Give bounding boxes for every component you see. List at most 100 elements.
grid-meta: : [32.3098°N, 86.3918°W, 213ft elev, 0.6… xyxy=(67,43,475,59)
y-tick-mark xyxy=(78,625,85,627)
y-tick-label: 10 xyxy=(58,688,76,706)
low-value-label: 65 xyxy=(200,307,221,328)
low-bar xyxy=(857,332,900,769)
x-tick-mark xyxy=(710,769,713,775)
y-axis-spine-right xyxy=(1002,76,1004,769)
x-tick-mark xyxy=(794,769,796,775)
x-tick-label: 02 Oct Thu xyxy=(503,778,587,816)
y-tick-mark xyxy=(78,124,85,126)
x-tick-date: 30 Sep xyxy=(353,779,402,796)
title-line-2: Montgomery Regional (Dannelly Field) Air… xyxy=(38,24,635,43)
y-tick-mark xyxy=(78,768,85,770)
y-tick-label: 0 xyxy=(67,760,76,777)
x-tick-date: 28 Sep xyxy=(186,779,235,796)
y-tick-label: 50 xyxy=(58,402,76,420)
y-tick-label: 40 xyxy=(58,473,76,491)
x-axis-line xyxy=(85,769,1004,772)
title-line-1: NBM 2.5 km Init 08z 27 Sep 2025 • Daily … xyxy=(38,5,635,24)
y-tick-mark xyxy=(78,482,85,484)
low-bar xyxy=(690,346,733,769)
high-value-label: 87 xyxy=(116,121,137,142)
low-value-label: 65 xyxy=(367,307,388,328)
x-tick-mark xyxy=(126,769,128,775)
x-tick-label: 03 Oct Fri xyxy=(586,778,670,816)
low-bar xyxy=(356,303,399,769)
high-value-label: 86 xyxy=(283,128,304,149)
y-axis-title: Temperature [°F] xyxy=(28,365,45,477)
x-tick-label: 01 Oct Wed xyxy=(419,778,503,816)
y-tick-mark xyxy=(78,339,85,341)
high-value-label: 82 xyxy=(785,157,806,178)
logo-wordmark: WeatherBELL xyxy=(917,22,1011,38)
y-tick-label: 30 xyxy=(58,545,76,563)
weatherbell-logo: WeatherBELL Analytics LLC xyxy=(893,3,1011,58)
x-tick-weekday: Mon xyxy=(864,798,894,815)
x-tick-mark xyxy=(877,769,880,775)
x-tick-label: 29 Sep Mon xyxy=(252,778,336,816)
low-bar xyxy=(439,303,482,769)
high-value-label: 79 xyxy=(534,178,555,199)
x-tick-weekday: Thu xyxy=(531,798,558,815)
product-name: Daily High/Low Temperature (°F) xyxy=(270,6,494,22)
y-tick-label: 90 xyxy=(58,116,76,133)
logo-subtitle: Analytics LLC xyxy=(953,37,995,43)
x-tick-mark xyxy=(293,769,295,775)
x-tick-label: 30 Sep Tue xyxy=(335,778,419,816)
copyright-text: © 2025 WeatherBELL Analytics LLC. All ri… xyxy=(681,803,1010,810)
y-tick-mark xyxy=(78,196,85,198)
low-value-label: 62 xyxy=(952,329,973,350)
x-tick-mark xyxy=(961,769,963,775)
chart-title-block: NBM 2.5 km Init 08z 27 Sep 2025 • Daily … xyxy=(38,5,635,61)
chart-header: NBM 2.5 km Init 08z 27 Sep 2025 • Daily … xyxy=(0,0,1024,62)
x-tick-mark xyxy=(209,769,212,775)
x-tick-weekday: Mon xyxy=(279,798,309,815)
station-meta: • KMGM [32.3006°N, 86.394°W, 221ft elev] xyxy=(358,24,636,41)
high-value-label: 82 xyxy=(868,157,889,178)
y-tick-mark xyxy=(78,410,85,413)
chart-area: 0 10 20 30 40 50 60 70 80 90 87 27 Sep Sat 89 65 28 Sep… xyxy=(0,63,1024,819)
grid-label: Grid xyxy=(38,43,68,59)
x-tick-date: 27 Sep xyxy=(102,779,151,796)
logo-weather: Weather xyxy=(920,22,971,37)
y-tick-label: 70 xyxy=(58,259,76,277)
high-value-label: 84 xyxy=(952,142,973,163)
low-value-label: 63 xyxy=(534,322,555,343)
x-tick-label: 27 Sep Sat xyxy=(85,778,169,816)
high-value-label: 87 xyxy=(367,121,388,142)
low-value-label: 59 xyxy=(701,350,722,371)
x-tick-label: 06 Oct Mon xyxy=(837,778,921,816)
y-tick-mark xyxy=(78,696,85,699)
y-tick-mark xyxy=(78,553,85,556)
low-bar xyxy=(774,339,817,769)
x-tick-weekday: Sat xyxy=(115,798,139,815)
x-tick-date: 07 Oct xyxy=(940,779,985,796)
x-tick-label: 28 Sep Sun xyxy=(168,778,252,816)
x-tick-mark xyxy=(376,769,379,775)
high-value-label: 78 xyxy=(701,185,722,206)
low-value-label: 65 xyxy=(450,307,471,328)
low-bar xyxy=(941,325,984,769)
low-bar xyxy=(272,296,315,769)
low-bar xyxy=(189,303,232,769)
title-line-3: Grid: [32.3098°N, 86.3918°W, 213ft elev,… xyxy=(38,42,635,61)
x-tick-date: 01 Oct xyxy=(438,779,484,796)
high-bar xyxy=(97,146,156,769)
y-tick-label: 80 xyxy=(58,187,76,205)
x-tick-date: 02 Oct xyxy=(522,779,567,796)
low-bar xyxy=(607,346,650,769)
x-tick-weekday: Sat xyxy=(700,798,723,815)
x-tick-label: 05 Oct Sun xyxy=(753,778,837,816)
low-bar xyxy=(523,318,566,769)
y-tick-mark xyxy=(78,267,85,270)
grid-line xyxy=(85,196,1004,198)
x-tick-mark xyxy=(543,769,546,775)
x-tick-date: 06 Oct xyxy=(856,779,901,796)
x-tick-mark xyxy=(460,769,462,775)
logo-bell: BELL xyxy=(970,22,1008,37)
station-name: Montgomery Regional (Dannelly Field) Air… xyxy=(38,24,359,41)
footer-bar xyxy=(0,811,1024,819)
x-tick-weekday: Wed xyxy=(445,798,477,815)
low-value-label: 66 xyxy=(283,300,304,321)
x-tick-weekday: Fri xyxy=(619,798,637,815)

• [GIVEN EXERCISE]
Retype the data from its first line through the line containing "x-tick-mark xyxy=(126,769,128,775)", with both of those lines included, and change nothing.

• [SOLUTION BELOW]
Give bounding boxes for every component you see. List at most 100 elements.
grid-meta: : [32.3098°N, 86.3918°W, 213ft elev, 0.6… xyxy=(67,43,475,59)
y-tick-mark xyxy=(78,625,85,627)
y-tick-label: 10 xyxy=(58,688,76,706)
low-value-label: 65 xyxy=(200,307,221,328)
low-bar xyxy=(857,332,900,769)
x-tick-mark xyxy=(710,769,713,775)
y-axis-spine-right xyxy=(1002,76,1004,769)
x-tick-mark xyxy=(794,769,796,775)
x-tick-label: 02 Oct Thu xyxy=(503,778,587,816)
y-tick-mark xyxy=(78,124,85,126)
x-tick-date: 30 Sep xyxy=(353,779,402,796)
title-line-2: Montgomery Regional (Dannelly Field) Air… xyxy=(38,24,635,43)
y-tick-mark xyxy=(78,768,85,770)
y-tick-label: 0 xyxy=(67,760,76,777)
x-tick-date: 28 Sep xyxy=(186,779,235,796)
y-tick-label: 50 xyxy=(58,402,76,420)
y-tick-label: 40 xyxy=(58,473,76,491)
x-axis-line xyxy=(85,769,1004,772)
title-line-1: NBM 2.5 km Init 08z 27 Sep 2025 • Daily … xyxy=(38,5,635,24)
y-tick-mark xyxy=(78,482,85,484)
low-bar xyxy=(690,346,733,769)
high-value-label: 87 xyxy=(116,121,137,142)
low-value-label: 65 xyxy=(367,307,388,328)
x-tick-mark xyxy=(126,769,128,775)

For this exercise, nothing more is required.